Quantcast
Channel: どうする、利根川? どうなる、利根川? どうする、私たち? Ⅱ
Viewing all articles
Browse latest Browse all 437

スーパー堤防差止等請求事件

$
0
0
江戸川区スーパー堤防差止等請求事件
(国を被告とする全国初のスーパー堤防裁判)

提訴 2014.11.22
第1回口頭弁論 2015.2.25
 東京地裁103号・大法廷、16:00~(裁判後、報告集会)



■差止請求 
(1)2度の移転・長期間の仮住まいによる被害
 本件事業の盛土工事のために、原告ら住民は、一旦地域外に仮住まいを強制され、その数年後に再度、本件盛土上に移転をしなければならない。この2度の移転と長期間の仮住まいが強制されることにより、居住移転の自由、居住の利益、平穏な生活権など重要な人格権を侵害され、また、危険な盛土の上の土地に所有地が変更され、かつそこに居住を強いられ、その結果、生命、身体という人格権の中核的な価値、平穏な生活権など重要な人格権と所有権を侵害されている。
 これらの身体的・肉体的な損害に加え、地域コミュニティーの破壊を余儀なくされている。

(2)盛土による被害
 本件事業は、スーパー堤防の築堤のための盛土工事をその内容としているところ、盛土によって形成された人工地盤には、液状化・不同沈下・斜面崩壊などの危険性が存在しており、実際にこれらの危険性が現実化した事例も多数存在している。住宅地である本件地区において液状化・不同沈下・斜面崩壊等が生じれば、原告らの家屋・家財の損傷のほか、生命や身体に対する損害が生じるおそれもある。本件事業は、原告らに対し、このような危険性を有する盛土地盤上への自宅の再築を強いるものであって、原告らの人格権・所有権を侵害するものである。
 本件事業は、スーパー堤防のための盛土を内容としていることから、本件事業の施行後は、本件地区の地表面は、現状よりも高くなる。本件地区はJR総武線の線路に面しており、その線路と同じ高さに位置し、または線路と高さが近くなることにより、現在よりも騒音被害を受けることになる。
 本件地区は、本件事業の施行後、勾配最大1/25(4%)の傾斜がある土地になる。車いすでは勾配1/15でも自走は厳しく、1/80くらいでやっと片手で登れるといった体験談がある。そのことからすると、勾配1/25というのは、車いす利用者や高齢者にとって、厳しい坂ということになり、原告ら住民は盛土によりそのような住環境を余儀なくされる。

(3)スーパー堤防事業は、必要性のない不合理な事業である
 スーパー堤防事業は,実現可能性のない事業で多額の税金の無駄遣いという点で不合理であるのみならず,そもそも治水対策効果の面で無意味であり場合によっては有害であるという致命的な欠陥を持っている。緊急かつ必要な治水対策は他にあり、スーパー堤防事業は、必要性も公共性もない事業である。

**短い課題:**
抜粋に基づき、本件地区が事業の施行後にもつ最大の勾配を答えてください。 資料は、上の抜粋とは別のものである。

**資料の抜粋:**
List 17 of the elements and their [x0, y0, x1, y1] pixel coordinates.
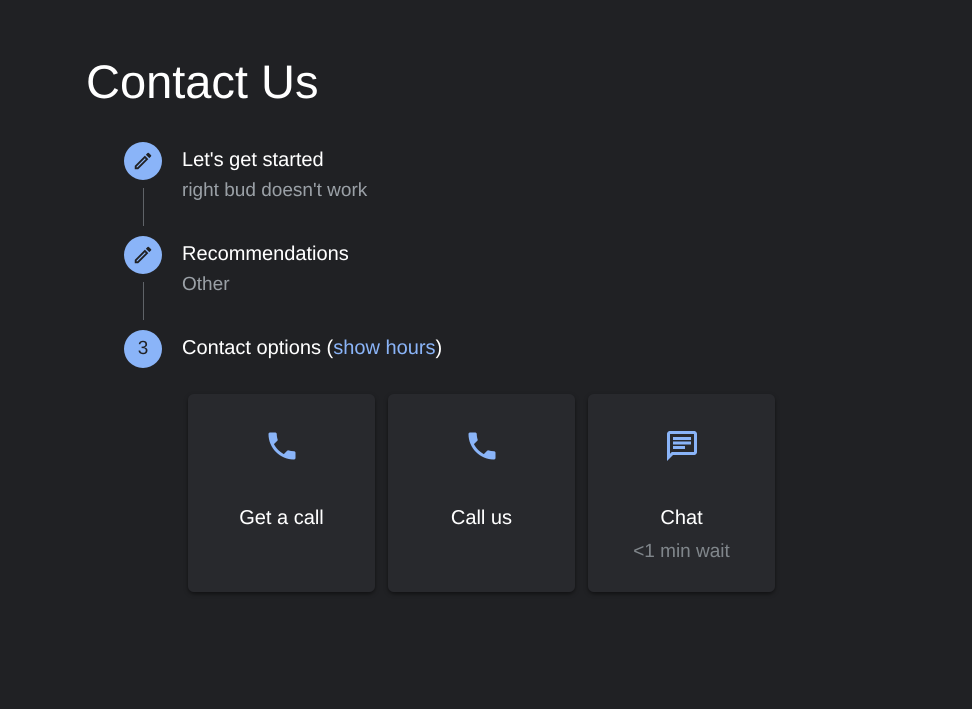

**課題の解答:**
最大1/25(4%)の勾配である。